* [TASK GOAL]: Count how many lines in the records contain the string "area", and reply with that number alone.

* [SUPPLIED DATA]:
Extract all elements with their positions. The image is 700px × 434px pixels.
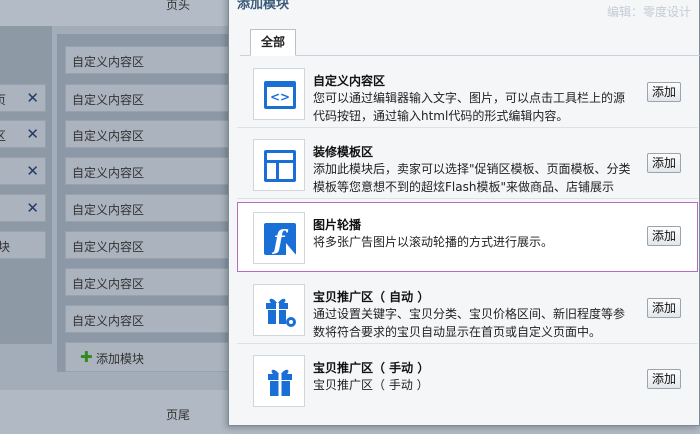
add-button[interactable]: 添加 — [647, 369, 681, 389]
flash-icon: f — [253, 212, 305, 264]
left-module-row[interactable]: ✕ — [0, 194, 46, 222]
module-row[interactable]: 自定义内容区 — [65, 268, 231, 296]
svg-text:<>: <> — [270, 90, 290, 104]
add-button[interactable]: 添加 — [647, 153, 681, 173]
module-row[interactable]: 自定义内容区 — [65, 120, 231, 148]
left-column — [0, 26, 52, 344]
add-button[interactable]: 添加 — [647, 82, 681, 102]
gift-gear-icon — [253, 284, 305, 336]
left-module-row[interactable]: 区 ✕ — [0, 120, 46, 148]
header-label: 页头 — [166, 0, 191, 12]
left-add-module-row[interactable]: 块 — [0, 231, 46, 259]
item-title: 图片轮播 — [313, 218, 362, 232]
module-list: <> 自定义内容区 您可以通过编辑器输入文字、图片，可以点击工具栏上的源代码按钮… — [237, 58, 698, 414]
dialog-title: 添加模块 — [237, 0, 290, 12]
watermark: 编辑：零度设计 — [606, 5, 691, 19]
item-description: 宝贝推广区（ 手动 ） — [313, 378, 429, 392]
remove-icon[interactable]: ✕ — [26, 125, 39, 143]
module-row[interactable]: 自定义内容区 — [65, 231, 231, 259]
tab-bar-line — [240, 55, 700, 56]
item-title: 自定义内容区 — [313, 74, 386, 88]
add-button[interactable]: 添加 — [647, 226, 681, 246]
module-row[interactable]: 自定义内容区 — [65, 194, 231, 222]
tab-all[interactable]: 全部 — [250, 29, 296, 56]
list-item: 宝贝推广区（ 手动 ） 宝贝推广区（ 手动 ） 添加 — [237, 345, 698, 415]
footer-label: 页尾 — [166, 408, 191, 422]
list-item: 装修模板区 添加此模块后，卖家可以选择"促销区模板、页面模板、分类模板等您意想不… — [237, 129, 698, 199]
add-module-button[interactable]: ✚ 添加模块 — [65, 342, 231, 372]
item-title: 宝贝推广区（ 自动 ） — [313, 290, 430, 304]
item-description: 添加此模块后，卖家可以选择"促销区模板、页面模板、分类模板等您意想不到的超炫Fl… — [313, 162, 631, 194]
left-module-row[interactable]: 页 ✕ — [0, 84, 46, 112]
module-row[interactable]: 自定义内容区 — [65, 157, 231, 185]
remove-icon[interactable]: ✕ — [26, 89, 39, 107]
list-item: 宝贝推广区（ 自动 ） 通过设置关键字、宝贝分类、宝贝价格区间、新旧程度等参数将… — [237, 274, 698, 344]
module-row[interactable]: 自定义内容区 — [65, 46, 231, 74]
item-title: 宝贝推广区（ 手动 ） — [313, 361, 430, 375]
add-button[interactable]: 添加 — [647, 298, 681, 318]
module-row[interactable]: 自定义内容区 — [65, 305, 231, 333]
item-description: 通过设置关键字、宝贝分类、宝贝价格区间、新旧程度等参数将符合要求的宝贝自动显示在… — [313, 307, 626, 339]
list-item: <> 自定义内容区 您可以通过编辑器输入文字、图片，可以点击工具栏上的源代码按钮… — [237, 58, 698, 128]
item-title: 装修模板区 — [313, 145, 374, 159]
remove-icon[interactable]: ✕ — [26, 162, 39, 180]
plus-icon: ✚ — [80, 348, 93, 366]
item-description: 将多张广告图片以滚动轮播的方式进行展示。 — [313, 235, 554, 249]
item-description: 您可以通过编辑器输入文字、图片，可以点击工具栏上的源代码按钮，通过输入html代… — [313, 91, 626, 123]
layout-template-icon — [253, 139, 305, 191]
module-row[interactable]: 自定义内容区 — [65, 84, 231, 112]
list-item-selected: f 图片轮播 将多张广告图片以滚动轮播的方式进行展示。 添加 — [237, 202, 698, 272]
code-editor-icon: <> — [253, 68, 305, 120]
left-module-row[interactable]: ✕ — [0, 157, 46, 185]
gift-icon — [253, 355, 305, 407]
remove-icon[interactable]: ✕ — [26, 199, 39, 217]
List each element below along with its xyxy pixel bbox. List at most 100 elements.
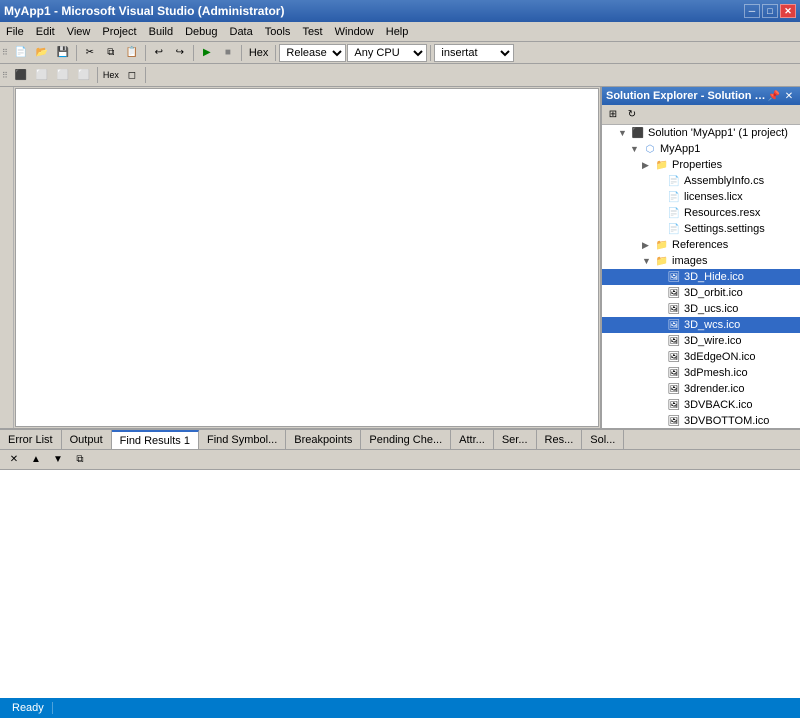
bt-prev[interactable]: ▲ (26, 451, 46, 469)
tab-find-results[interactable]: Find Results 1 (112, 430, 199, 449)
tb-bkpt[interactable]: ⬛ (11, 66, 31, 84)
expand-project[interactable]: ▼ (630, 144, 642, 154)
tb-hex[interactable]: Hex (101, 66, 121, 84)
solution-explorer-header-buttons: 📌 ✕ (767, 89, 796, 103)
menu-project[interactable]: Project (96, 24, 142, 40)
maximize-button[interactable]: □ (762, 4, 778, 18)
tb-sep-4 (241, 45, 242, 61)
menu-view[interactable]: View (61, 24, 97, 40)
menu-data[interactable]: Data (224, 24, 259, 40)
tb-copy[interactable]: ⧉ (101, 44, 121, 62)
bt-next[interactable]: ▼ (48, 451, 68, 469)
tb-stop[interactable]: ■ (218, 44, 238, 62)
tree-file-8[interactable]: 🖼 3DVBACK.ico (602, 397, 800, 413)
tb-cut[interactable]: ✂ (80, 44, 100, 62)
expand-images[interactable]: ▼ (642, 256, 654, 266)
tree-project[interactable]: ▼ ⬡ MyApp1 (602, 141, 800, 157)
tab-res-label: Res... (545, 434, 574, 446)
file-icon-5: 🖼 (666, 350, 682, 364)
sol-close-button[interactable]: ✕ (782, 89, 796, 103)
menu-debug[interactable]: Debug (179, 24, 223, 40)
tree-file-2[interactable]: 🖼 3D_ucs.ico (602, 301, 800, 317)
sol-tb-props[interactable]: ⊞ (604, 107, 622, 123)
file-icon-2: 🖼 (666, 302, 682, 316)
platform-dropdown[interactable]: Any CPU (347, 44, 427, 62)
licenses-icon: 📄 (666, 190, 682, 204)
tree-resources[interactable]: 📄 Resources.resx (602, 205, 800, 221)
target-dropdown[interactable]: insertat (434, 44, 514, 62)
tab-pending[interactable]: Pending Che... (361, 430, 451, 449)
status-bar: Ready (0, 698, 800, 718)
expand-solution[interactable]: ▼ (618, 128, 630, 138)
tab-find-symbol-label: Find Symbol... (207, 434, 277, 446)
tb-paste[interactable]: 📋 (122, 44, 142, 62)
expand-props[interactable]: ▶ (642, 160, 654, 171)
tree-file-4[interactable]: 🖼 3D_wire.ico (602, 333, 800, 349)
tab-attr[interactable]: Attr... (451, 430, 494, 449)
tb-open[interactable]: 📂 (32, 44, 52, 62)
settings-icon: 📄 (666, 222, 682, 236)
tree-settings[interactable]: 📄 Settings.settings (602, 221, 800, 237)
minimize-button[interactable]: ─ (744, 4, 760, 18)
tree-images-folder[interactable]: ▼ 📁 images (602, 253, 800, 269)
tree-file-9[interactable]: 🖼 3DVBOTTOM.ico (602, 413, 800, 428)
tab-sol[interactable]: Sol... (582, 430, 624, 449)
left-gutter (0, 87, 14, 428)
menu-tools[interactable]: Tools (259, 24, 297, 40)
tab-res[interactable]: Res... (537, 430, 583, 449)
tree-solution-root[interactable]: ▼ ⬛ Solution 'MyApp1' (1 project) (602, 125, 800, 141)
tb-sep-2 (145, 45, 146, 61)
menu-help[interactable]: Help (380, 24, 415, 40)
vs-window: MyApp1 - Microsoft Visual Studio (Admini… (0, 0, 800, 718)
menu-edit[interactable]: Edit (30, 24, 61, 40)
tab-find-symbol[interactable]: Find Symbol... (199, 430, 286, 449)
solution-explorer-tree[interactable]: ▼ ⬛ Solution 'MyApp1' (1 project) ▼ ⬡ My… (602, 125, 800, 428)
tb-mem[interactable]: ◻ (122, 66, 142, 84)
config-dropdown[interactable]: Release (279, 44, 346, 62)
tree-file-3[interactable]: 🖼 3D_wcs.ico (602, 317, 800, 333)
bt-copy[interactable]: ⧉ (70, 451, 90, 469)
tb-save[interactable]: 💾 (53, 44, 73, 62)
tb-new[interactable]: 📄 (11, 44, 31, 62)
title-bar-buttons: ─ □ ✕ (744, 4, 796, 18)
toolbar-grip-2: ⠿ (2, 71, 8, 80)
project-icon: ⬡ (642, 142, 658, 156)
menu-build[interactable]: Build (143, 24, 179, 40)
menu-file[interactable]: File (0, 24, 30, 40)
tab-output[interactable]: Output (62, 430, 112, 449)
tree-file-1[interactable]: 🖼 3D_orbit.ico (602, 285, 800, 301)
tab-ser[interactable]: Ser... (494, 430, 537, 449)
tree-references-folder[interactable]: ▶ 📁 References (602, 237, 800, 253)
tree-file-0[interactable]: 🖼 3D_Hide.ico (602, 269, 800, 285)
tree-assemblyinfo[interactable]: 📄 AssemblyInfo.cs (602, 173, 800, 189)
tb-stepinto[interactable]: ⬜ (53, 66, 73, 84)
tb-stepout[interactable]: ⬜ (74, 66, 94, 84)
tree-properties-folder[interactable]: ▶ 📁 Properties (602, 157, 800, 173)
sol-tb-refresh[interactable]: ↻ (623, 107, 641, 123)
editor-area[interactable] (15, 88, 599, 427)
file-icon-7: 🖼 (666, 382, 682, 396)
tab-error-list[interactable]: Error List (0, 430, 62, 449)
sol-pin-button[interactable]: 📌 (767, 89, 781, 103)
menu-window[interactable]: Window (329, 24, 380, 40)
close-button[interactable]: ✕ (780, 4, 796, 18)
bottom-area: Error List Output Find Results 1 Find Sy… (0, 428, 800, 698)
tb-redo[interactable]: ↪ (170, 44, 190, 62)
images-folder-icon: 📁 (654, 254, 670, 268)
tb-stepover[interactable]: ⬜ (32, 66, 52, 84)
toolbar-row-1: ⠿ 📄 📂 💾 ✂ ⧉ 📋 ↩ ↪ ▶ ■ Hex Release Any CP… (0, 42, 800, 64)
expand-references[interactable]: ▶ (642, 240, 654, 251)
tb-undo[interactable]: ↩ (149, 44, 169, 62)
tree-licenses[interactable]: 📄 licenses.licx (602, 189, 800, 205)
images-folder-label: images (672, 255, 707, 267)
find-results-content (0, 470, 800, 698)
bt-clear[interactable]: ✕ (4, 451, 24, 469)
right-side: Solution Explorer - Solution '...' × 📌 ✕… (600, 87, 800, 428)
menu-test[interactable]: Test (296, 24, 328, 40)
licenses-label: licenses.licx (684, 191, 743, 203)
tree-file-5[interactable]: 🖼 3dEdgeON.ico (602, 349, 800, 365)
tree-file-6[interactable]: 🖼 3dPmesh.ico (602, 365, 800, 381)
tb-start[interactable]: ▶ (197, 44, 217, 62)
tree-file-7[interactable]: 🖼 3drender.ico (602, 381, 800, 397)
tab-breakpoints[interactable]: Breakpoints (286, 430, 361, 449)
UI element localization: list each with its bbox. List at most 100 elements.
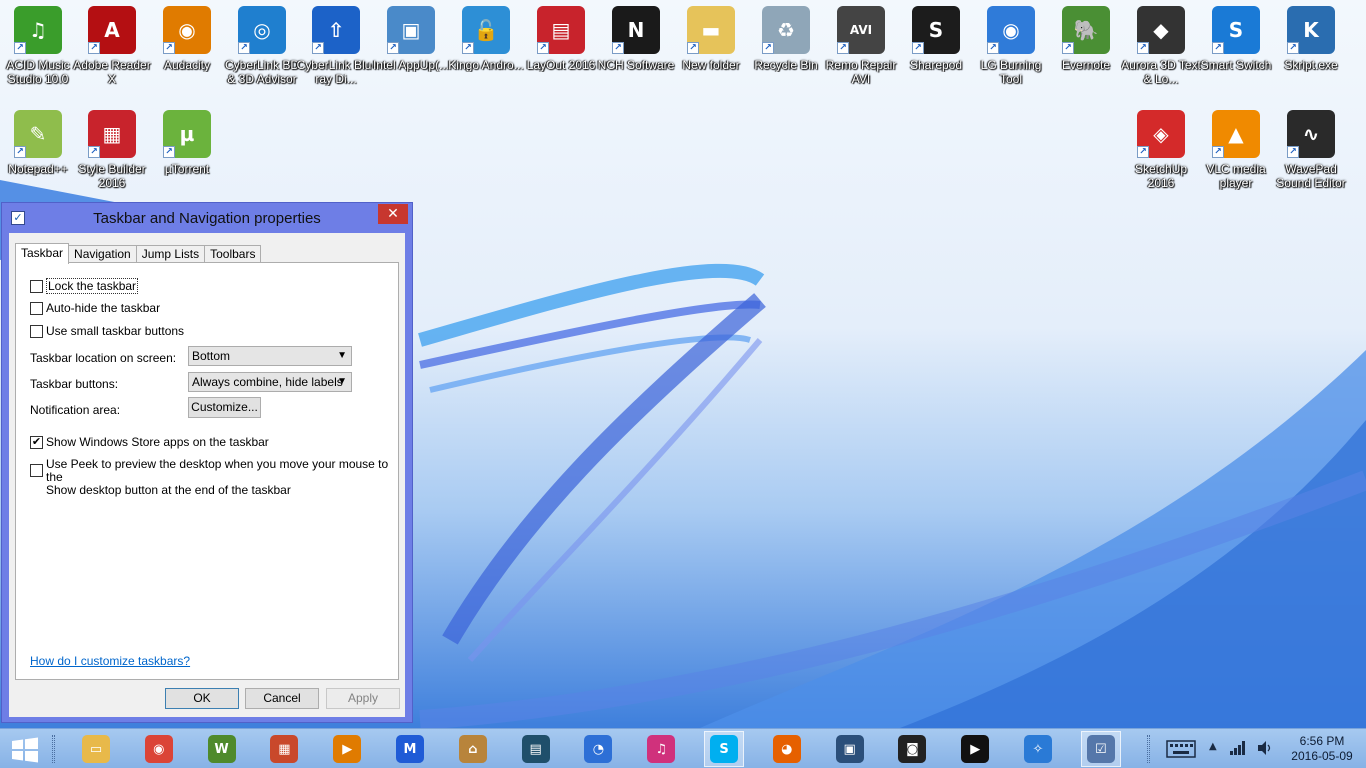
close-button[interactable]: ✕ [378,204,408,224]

* [COMPLETE RESPONSE]: 2